In the listing below, pick out lines with "resolvers".

---------- Records supplied

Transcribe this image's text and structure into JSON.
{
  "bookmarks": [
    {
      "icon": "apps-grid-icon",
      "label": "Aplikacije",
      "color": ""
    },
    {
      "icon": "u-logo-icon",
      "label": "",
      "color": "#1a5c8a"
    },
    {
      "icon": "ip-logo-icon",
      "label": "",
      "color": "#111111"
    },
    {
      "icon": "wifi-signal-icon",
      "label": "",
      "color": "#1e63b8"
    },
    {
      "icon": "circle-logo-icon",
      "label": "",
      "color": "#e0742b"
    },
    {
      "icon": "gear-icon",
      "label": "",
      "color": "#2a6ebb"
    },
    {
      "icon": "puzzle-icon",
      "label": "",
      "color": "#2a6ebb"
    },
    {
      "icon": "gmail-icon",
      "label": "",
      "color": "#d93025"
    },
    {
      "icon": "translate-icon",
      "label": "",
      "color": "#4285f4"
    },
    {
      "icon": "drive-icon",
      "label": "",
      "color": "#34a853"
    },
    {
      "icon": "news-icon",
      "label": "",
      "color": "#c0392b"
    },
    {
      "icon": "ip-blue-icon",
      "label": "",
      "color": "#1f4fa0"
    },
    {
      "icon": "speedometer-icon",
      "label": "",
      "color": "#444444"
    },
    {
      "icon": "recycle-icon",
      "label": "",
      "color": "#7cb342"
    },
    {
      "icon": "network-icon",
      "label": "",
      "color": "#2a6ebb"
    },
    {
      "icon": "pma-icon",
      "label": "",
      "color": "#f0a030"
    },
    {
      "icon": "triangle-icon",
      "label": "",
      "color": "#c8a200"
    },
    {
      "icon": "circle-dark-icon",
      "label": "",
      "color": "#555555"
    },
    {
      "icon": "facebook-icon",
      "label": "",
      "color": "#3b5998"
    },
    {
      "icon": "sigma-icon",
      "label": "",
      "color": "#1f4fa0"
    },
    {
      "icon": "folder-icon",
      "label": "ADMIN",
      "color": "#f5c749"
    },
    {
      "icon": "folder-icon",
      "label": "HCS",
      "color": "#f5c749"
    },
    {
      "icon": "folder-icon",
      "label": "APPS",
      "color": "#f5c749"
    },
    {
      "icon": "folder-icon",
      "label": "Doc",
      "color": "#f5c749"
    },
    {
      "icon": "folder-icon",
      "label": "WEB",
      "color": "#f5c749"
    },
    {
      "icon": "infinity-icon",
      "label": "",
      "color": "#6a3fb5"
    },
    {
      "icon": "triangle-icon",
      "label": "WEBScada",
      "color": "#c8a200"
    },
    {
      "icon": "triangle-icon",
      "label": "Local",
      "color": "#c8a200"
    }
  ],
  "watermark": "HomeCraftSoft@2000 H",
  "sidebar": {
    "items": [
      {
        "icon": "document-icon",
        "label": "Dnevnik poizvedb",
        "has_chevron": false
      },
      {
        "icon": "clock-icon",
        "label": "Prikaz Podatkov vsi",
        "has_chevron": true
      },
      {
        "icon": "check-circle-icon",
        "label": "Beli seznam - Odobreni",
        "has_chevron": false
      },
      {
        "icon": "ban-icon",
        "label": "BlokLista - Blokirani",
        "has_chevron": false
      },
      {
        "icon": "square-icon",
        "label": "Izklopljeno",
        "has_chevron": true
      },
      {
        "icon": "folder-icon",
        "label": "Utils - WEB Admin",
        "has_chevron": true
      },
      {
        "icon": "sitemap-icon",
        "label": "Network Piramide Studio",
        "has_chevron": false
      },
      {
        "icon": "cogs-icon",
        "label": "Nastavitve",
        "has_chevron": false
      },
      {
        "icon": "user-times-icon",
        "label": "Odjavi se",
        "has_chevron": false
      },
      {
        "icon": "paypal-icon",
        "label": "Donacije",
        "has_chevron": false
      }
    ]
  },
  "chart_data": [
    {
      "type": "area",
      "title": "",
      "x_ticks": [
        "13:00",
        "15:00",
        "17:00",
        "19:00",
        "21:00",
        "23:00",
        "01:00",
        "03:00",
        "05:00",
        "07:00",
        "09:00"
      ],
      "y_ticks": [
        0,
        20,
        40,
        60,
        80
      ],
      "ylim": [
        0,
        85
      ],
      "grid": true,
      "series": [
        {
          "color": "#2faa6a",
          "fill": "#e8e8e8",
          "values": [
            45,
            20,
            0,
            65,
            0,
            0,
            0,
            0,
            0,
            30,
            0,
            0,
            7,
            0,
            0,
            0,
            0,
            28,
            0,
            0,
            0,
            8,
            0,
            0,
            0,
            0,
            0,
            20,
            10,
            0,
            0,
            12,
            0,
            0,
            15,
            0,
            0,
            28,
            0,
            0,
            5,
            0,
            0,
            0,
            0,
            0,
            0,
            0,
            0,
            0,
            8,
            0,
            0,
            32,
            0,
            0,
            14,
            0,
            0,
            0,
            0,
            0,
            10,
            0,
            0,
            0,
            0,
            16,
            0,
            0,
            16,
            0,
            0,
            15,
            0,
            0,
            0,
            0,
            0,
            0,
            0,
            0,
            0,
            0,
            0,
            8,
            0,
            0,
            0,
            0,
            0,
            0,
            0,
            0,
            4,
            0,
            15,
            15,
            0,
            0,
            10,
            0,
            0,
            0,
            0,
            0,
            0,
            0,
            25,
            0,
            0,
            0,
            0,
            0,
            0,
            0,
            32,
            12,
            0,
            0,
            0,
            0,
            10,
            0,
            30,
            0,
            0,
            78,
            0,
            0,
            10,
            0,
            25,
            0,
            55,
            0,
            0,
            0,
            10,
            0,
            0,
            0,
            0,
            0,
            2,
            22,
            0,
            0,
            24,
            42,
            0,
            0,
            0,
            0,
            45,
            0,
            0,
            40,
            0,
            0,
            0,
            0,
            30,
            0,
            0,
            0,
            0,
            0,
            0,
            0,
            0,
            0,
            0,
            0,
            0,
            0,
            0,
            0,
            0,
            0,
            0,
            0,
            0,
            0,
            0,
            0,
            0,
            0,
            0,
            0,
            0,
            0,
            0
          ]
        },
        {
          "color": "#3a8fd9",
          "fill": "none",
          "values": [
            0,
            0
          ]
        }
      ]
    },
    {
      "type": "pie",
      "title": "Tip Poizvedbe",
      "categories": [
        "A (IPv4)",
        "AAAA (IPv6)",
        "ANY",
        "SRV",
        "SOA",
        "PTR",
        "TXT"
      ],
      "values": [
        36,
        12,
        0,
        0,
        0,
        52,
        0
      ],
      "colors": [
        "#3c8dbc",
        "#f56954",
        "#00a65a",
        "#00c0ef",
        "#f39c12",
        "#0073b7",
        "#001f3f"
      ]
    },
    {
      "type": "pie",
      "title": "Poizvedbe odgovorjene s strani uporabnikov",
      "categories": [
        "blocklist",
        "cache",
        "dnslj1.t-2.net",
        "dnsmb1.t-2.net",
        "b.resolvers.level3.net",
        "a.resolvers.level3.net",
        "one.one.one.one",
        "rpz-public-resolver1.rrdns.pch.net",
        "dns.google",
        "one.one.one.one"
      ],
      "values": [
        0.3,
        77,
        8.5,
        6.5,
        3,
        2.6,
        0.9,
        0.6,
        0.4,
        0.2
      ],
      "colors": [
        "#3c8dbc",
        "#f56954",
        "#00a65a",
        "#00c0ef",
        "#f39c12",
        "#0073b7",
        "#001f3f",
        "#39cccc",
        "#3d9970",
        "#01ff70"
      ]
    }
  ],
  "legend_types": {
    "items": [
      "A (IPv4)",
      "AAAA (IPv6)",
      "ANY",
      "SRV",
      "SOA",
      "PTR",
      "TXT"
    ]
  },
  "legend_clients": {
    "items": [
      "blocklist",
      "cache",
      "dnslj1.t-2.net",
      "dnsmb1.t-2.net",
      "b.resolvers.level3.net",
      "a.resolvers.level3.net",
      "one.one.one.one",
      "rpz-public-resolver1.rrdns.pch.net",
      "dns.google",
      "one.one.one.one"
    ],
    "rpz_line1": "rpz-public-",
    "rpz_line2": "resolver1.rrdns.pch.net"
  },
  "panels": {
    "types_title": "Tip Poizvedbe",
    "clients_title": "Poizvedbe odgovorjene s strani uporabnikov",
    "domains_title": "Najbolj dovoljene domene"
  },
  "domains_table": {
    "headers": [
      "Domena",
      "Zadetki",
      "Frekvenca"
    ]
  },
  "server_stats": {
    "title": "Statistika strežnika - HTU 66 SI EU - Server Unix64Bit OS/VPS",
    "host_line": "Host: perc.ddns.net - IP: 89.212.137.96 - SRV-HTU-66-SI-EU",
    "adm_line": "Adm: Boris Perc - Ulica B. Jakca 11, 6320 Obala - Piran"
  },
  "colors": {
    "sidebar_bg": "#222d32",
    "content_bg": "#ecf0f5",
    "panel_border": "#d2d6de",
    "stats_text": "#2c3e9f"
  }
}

--------------------

- [Response to this exercise]
        "b.resolvers.level3.net",
        "a.resolvers.level3.net",
      "b.resolvers.level3.net",
      "a.resolvers.level3.net",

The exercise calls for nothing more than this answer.